BEGIN

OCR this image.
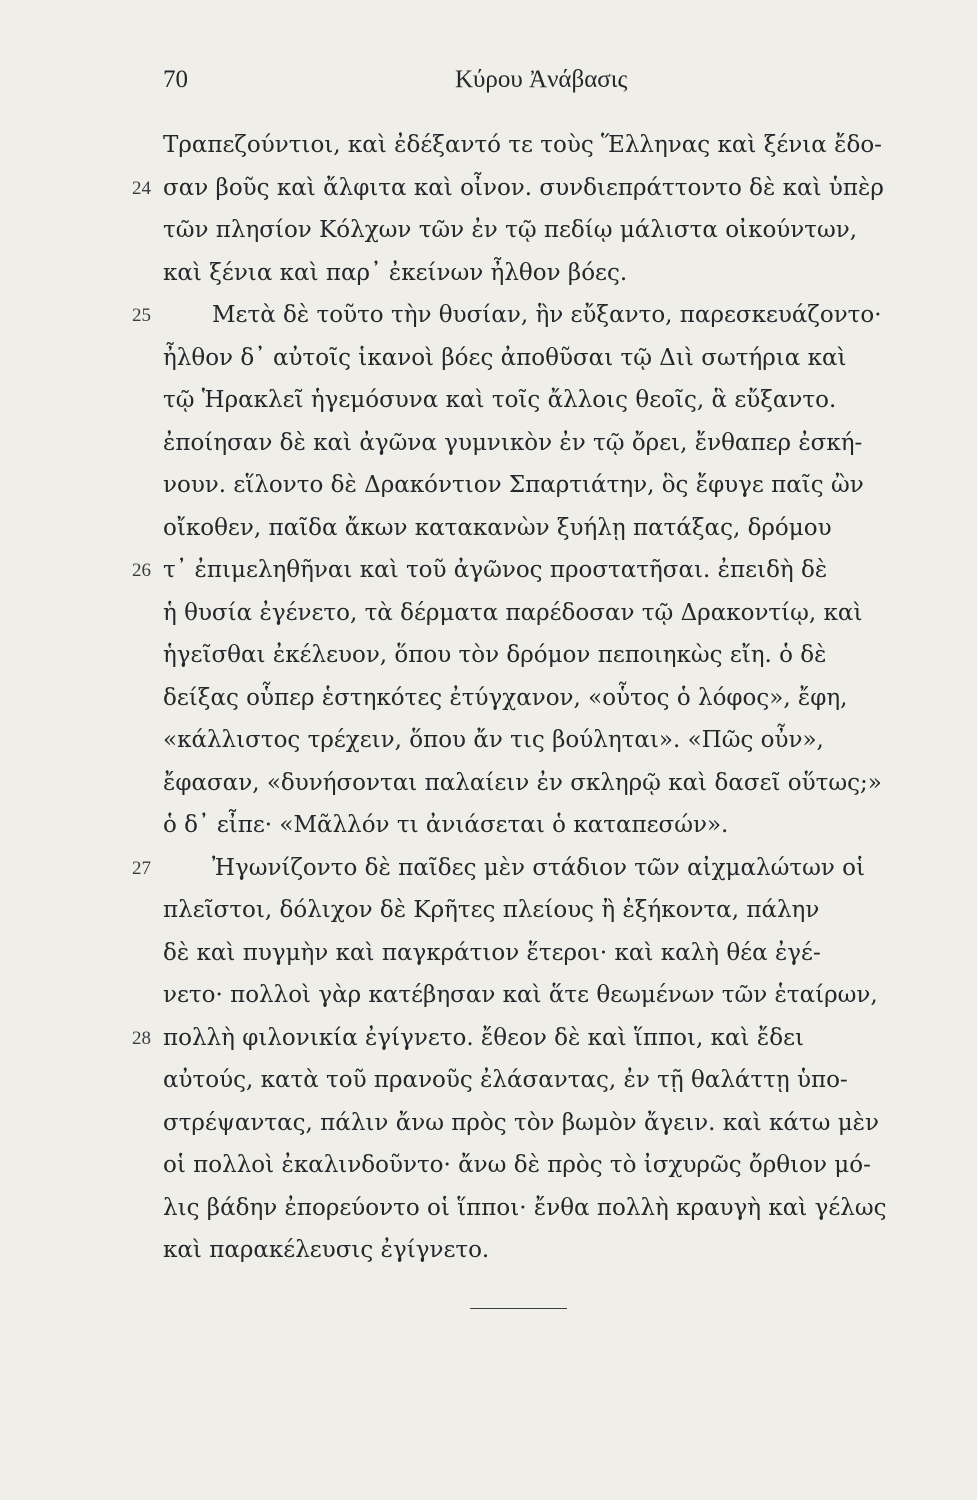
70	Κύρου Ἀνάβασις
Τραπεζούντιοι, καὶ ἐδέξαντό τε τοὺς Ἕλληνας καὶ ξένια ἔδο-
24 σαν βοῦς καὶ ἄλφιτα καὶ οἶνον. συνδιεπράττοντο δὲ καὶ ὑπὲρ
τῶν πλησίον Κόλχων τῶν ἐν τῷ πεδίῳ μάλιστα οἰκούντων,
καὶ ξένια καὶ παρ᾽ ἐκείνων ἦλθον βόες.
25	Μετὰ δὲ τοῦτο τὴν θυσίαν, ἣν εὔξαντο, παρεσκευάζοντο·
ἦλθον δ᾽ αὐτοῖς ἱκανοὶ βόες ἀποθῦσαι τῷ Διὶ σωτήρια καὶ
τῷ Ἡρακλεῖ ἡγεμόσυνα καὶ τοῖς ἄλλοις θεοῖς, ἃ εὔξαντο.
ἐποίησαν δὲ καὶ ἀγῶνα γυμνικὸν ἐν τῷ ὄρει, ἔνθαπερ ἐσκή-
νουν. εἵλοντο δὲ Δρακόντιον Σπαρτιάτην, ὃς ἔφυγε παῖς ὢν
οἴκοθεν, παῖδα ἄκων κατακανὼν ξυήλῃ πατάξας, δρόμου
26 τ᾽ ἐπιμεληθῆναι καὶ τοῦ ἀγῶνος προστατῆσαι. ἐπειδὴ δὲ
ἡ θυσία ἐγένετο, τὰ δέρματα παρέδοσαν τῷ Δρακοντίῳ, καὶ
ἡγεῖσθαι ἐκέλευον, ὅπου τὸν δρόμον πεποιηκὼς εἴη. ὁ δὲ
δείξας οὗπερ ἑστηκότες ἐτύγχανον, «οὗτος ὁ λόφος», ἔφη,
«κάλλιστος τρέχειν, ὅπου ἄν τις βούληται». «Πῶς οὖν»,
ἔφασαν, «δυνήσονται παλαίειν ἐν σκληρῷ καὶ δασεῖ οὕτως;»
ὁ δ᾽ εἶπε· «Μᾶλλόν τι ἀνιάσεται ὁ καταπεσών».
27	Ἠγωνίζοντο δὲ παῖδες μὲν στάδιον τῶν αἰχμαλώτων οἱ
πλεῖστοι, δόλιχον δὲ Κρῆτες πλείους ἢ ἑξήκοντα, πάλην
δὲ καὶ πυγμὴν καὶ παγκράτιον ἕτεροι· καὶ καλὴ θέα ἐγέ-
νετο· πολλοὶ γὰρ κατέβησαν καὶ ἅτε θεωμένων τῶν ἑταίρων,
28 πολλὴ φιλονικία ἐγίγνετο. ἔθεον δὲ καὶ ἵπποι, καὶ ἔδει
αὐτούς, κατὰ τοῦ πρανοῦς ἐλάσαντας, ἐν τῇ θαλάττῃ ὑπο-
στρέψαντας, πάλιν ἄνω πρὸς τὸν βωμὸν ἄγειν. καὶ κάτω μὲν
οἱ πολλοὶ ἐκαλινδοῦντο· ἄνω δὲ πρὸς τὸ ἰσχυρῶς ὄρθιον μό-
λις βάδην ἐπορεύοντο οἱ ἵπποι· ἔνθα πολλὴ κραυγὴ καὶ γέλως
καὶ παρακέλευσις ἐγίγνετο.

END

> _DESCRIPTION OF THE TASK_
Take the listing above and restate it word for word, without its pictures.

> _ANSWER TO THE PROBLEM_
OCR this image.
70	Κύρου Ἀνάβασις
Τραπεζούντιοι, καὶ ἐδέξαντό τε τοὺς Ἕλληνας καὶ ξένια ἔδο-
24 σαν βοῦς καὶ ἄλφιτα καὶ οἶνον. συνδιεπράττοντο δὲ καὶ ὑπὲρ
τῶν πλησίον Κόλχων τῶν ἐν τῷ πεδίῳ μάλιστα οἰκούντων,
καὶ ξένια καὶ παρ᾽ ἐκείνων ἦλθον βόες.
25	Μετὰ δὲ τοῦτο τὴν θυσίαν, ἣν εὔξαντο, παρεσκευάζοντο·
ἦλθον δ᾽ αὐτοῖς ἱκανοὶ βόες ἀποθῦσαι τῷ Διὶ σωτήρια καὶ
τῷ Ἡρακλεῖ ἡγεμόσυνα καὶ τοῖς ἄλλοις θεοῖς, ἃ εὔξαντο.
ἐποίησαν δὲ καὶ ἀγῶνα γυμνικὸν ἐν τῷ ὄρει, ἔνθαπερ ἐσκή-
νουν. εἵλοντο δὲ Δρακόντιον Σπαρτιάτην, ὃς ἔφυγε παῖς ὢν
οἴκοθεν, παῖδα ἄκων κατακανὼν ξυήλῃ πατάξας, δρόμου
26 τ᾽ ἐπιμεληθῆναι καὶ τοῦ ἀγῶνος προστατῆσαι. ἐπειδὴ δὲ
ἡ θυσία ἐγένετο, τὰ δέρματα παρέδοσαν τῷ Δρακοντίῳ, καὶ
ἡγεῖσθαι ἐκέλευον, ὅπου τὸν δρόμον πεποιηκὼς εἴη. ὁ δὲ
δείξας οὗπερ ἑστηκότες ἐτύγχανον, «οὗτος ὁ λόφος», ἔφη,
«κάλλιστος τρέχειν, ὅπου ἄν τις βούληται». «Πῶς οὖν»,
ἔφασαν, «δυνήσονται παλαίειν ἐν σκληρῷ καὶ δασεῖ οὕτως;»
ὁ δ᾽ εἶπε· «Μᾶλλόν τι ἀνιάσεται ὁ καταπεσών».
27	Ἠγωνίζοντο δὲ παῖδες μὲν στάδιον τῶν αἰχμαλώτων οἱ
πλεῖστοι, δόλιχον δὲ Κρῆτες πλείους ἢ ἑξήκοντα, πάλην
δὲ καὶ πυγμὴν καὶ παγκράτιον ἕτεροι· καὶ καλὴ θέα ἐγέ-
νετο· πολλοὶ γὰρ κατέβησαν καὶ ἅτε θεωμένων τῶν ἑταίρων,
28 πολλὴ φιλονικία ἐγίγνετο. ἔθεον δὲ καὶ ἵπποι, καὶ ἔδει
αὐτούς, κατὰ τοῦ πρανοῦς ἐλάσαντας, ἐν τῇ θαλάττῃ ὑπο-
στρέψαντας, πάλιν ἄνω πρὸς τὸν βωμὸν ἄγειν. καὶ κάτω μὲν
οἱ πολλοὶ ἐκαλινδοῦντο· ἄνω δὲ πρὸς τὸ ἰσχυρῶς ὄρθιον μό-
λις βάδην ἐπορεύοντο οἱ ἵπποι· ἔνθα πολλὴ κραυγὴ καὶ γέλως
καὶ παρακέλευσις ἐγίγνετο.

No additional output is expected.